## DESCRIPTION OF THE TASK
Which lines in the records below contain the word "拥护共产党"? Copy each one out.
· · ·
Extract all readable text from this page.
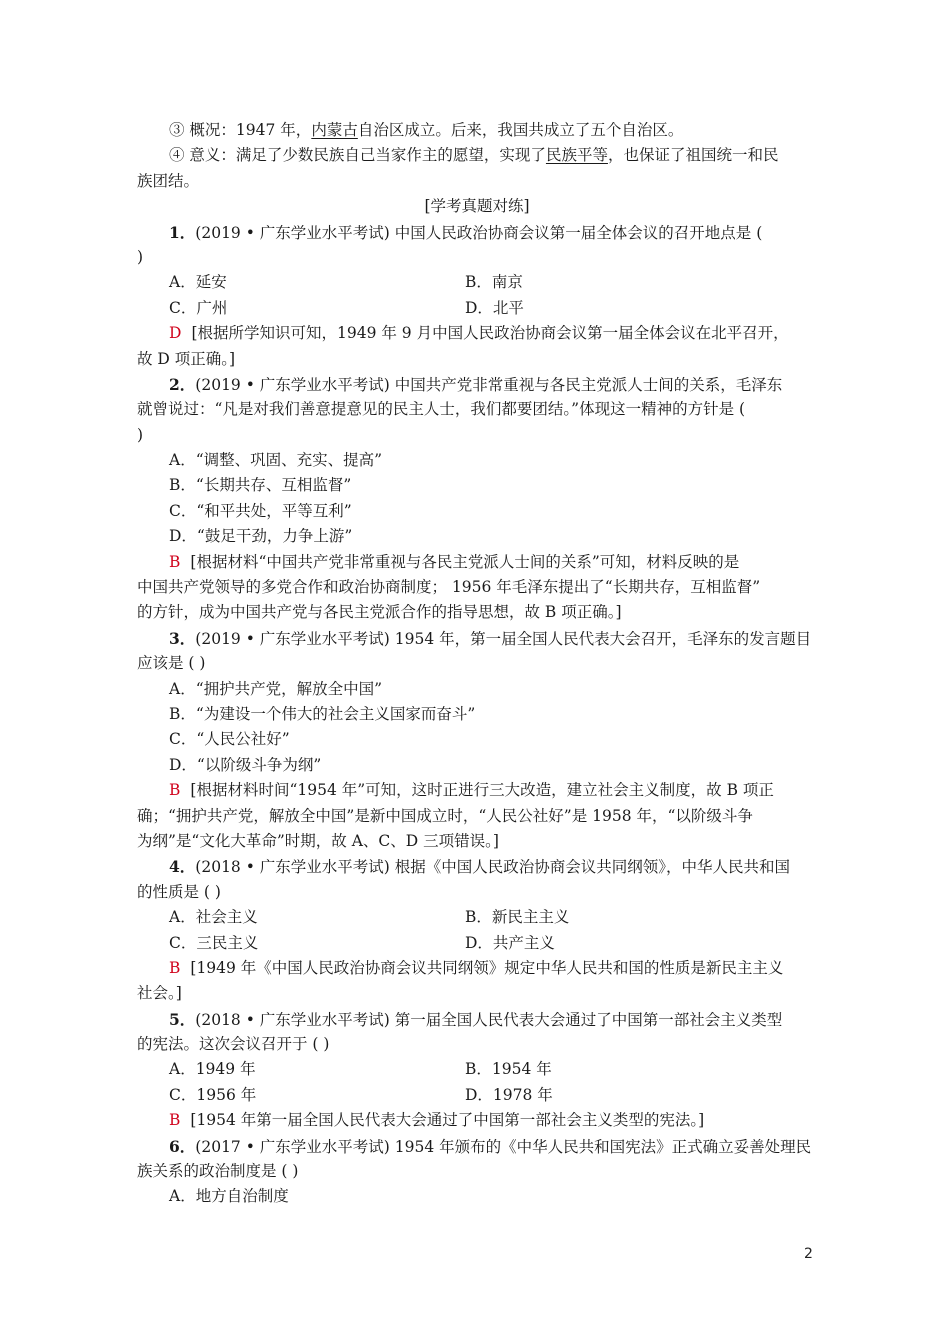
③ 概况：1947 年，内蒙古自治区成立。后来，我国共成立了五个自治区。
④ 意义：满足了少数民族自己当家作主的愿望，实现了民族平等，也保证了祖国统一和民
族团结。
[学考真题对练]
1．(2019 • 广东学业水平考试) 中国人民政治协商会议第一届全体会议的召开地点是 (
)
A．延安	B．南京
C．广州	D．北平
D [根据所学知识可知，1949 年 9 月中国人民政治协商会议第一届全体会议在北平召开，
故 D 项正确。]
2．(2019 • 广东学业水平考试) 中国共产党非常重视与各民主党派人士间的关系，毛泽东
就曾说过：“凡是对我们善意提意见的民主人士，我们都要团结。”体现这一精神的方针是 (
)
A．“调整、巩固、充实、提高”
B．“长期共存、互相监督”
C．“和平共处，平等互利”
D．“鼓足干劲，力争上游”
B [根据材料“中国共产党非常重视与各民主党派人士间的关系”可知，材料反映的是
中国共产党领导的多党合作和政治协商制度； 1956 年毛泽东提出了“长期共存，互相监督”
的方针，成为中国共产党与各民主党派合作的指导思想，故 B 项正确。]
3．(2019 • 广东学业水平考试) 1954 年，第一届全国人民代表大会召开，毛泽东的发言题目
应该是 ( )
A．“拥护共产党，解放全中国”
B．“为建设一个伟大的社会主义国家而奋斗”
C．“人民公社好”
D．“以阶级斗争为纲”
B [根据材料时间“1954 年”可知，这时正进行三大改造，建立社会主义制度，故 B 项正
确；“拥护共产党，解放全中国”是新中国成立时，“人民公社好”是 1958 年，“以阶级斗争
为纲”是“文化大革命”时期，故 A、C、D 三项错误。]
4．(2018 • 广东学业水平考试) 根据《中国人民政治协商会议共同纲领》，中华人民共和国
的性质是 ( )
A．社会主义	B．新民主主义
C．三民主义	D．共产主义
B [1949 年《中国人民政治协商会议共同纲领》规定中华人民共和国的性质是新民主主义
社会。]
5．(2018 • 广东学业水平考试) 第一届全国人民代表大会通过了中国第一部社会主义类型
的宪法。这次会议召开于 ( )
A．1949 年	B．1954 年
C．1956 年	D．1978 年
B [1954 年第一届全国人民代表大会通过了中国第一部社会主义类型的宪法。]
6．(2017 • 广东学业水平考试) 1954 年颁布的《中华人民共和国宪法》正式确立妥善处理民
族关系的政治制度是 ( )
A．地方自治制度
2
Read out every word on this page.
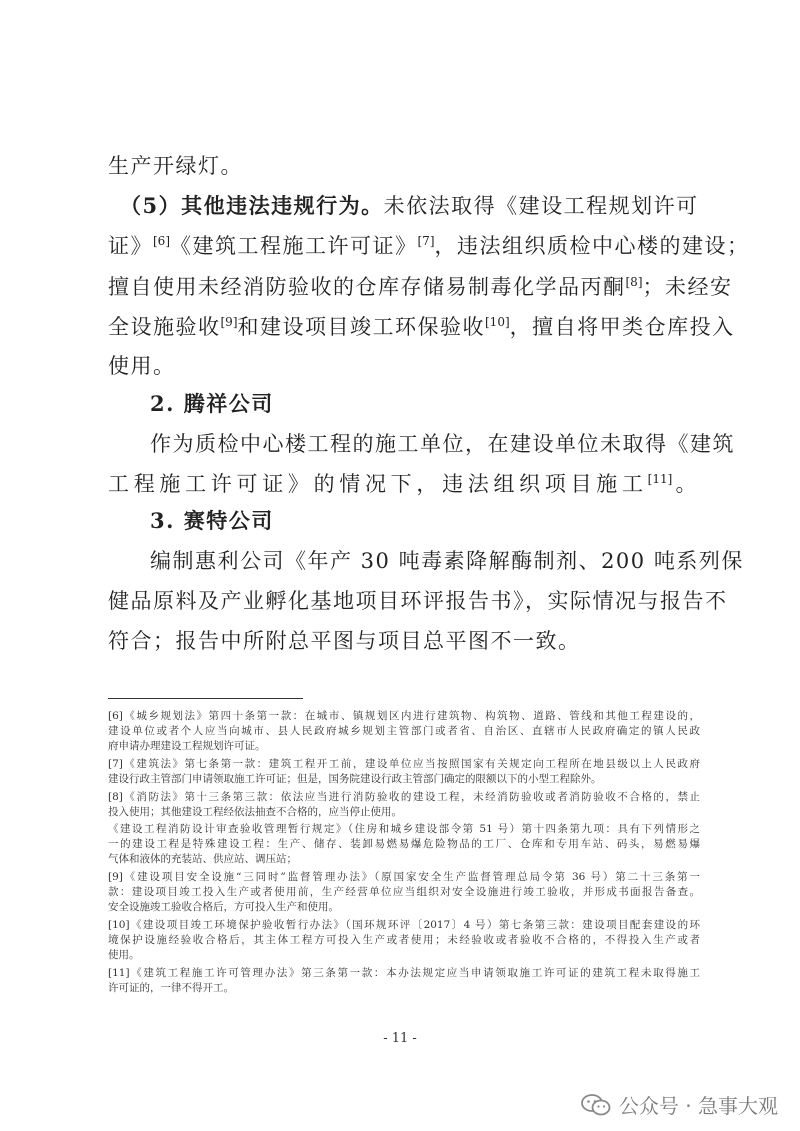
生产开绿灯。
　（5）其他违法违规行为。未依法取得《建设工程规划许可
证》[6]《建筑工程施工许可证》[7]，违法组织质检中心楼的建设；
擅自使用未经消防验收的仓库存储易制毒化学品丙酮[8]；未经安
全设施验收[9]和建设项目竣工环保验收[10]，擅自将甲类仓库投入
使用。
2. 腾祥公司
作为质检中心楼工程的施工单位，在建设单位未取得《建筑
工程施工许可证》的情况下，违法组织项目施工[11]。
3. 赛特公司
编制惠利公司《年产 30 吨毒素降解酶制剂、200 吨系列保
健品原料及产业孵化基地项目环评报告书》，实际情况与报告不
符合；报告中所附总平图与项目总平图不一致。
[6]《城乡规划法》第四十条第一款：在城市、镇规划区内进行建筑物、构筑物、道路、管线和其他工程建设的，
建设单位或者个人应当向城市、县人民政府城乡规划主管部门或者省、自治区、直辖市人民政府确定的镇人民政
府申请办理建设工程规划许可证。
[7]《建筑法》第七条第一款：建筑工程开工前，建设单位应当按照国家有关规定向工程所在地县级以上人民政府
建设行政主管部门申请领取施工许可证；但是，国务院建设行政主管部门确定的限额以下的小型工程除外。
[8]《消防法》第十三条第三款：依法应当进行消防验收的建设工程，未经消防验收或者消防验收不合格的，禁止
投入使用；其他建设工程经依法抽查不合格的，应当停止使用。
《建设工程消防设计审查验收管理暂行规定》（住房和城乡建设部令第 51 号）第十四条第九项：具有下列情形之
一的建设工程是特殊建设工程：生产、储存、装卸易燃易爆危险物品的工厂、仓库和专用车站、码头，易燃易爆
气体和液体的充装站、供应站、调压站；
[9]《建设项目安全设施“三同时”监督管理办法》（原国家安全生产监督管理总局令第 36 号）第二十三条第一
款：建设项目竣工投入生产或者使用前，生产经营单位应当组织对安全设施进行竣工验收，并形成书面报告备查。
安全设施竣工验收合格后，方可投入生产和使用。
[10]《建设项目竣工环境保护验收暂行办法》（国环规环评〔2017〕4 号）第七条第三款：建设项目配套建设的环
境保护设施经验收合格后，其主体工程方可投入生产或者使用；未经验收或者验收不合格的，不得投入生产或者
使用。
[11]《建筑工程施工许可管理办法》第三条第一款：本办法规定应当申请领取施工许可证的建筑工程未取得施工
许可证的，一律不得开工。
- 11 -
公众号 · 急事大观
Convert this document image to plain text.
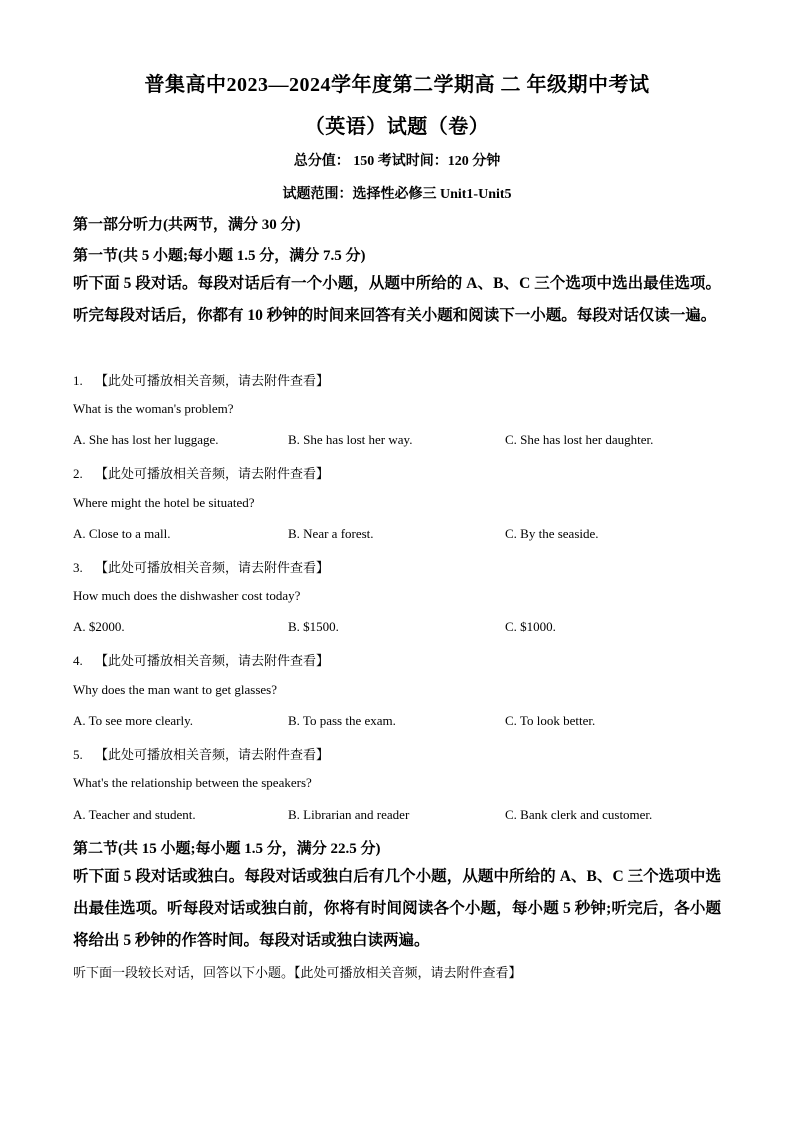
普集高中2023—2024学年度第二学期高 二 年级期中考试
（英语）试题（卷）
总分值： 150 考试时间：120 分钟
试题范围：选择性必修三 Unit1-Unit5
第一部分听力(共两节，满分 30 分)
第一节(共 5 小题;每小题 1.5 分，满分 7.5 分)
听下面 5 段对话。每段对话后有一个小题，从题中所给的 A、B、C 三个选项中选出最佳选项。听完每段对话后，你都有 10 秒钟的时间来回答有关小题和阅读下一小题。每段对话仅读一遍。
1. 【此处可播放相关音频，请去附件查看】
What is the woman's problem?
A. She has lost her luggage.	B. She has lost her way.	C. She has lost her daughter.
2. 【此处可播放相关音频，请去附件查看】
Where might the hotel be situated?
A. Close to a mall.	B. Near a forest.	C. By the seaside.
3. 【此处可播放相关音频，请去附件查看】
How much does the dishwasher cost today?
A. $2000.	B. $1500.	C. $1000.
4. 【此处可播放相关音频，请去附件查看】
Why does the man want to get glasses?
A. To see more clearly.	B. To pass the exam.	C. To look better.
5. 【此处可播放相关音频，请去附件查看】
What's the relationship between the speakers?
A. Teacher and student.	B. Librarian and reader	C. Bank clerk and customer.
第二节(共 15 小题;每小题 1.5 分，满分 22.5 分)
听下面 5 段对话或独白。每段对话或独白后有几个小题，从题中所给的 A、B、C 三个选项中选出最佳选项。听每段对话或独白前，你将有时间阅读各个小题，每小题 5 秒钟;听完后，各小题将给出 5 秒钟的作答时间。每段对话或独白读两遍。
听下面一段较长对话，回答以下小题。【此处可播放相关音频，请去附件查看】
· · ·
## REPLY TO THE TASK
A．“拥护共产党，解放全中国”
确；“拥护共产党，解放全中国”是新中国成立时，“人民公社好”是 1958 年，“以阶级斗争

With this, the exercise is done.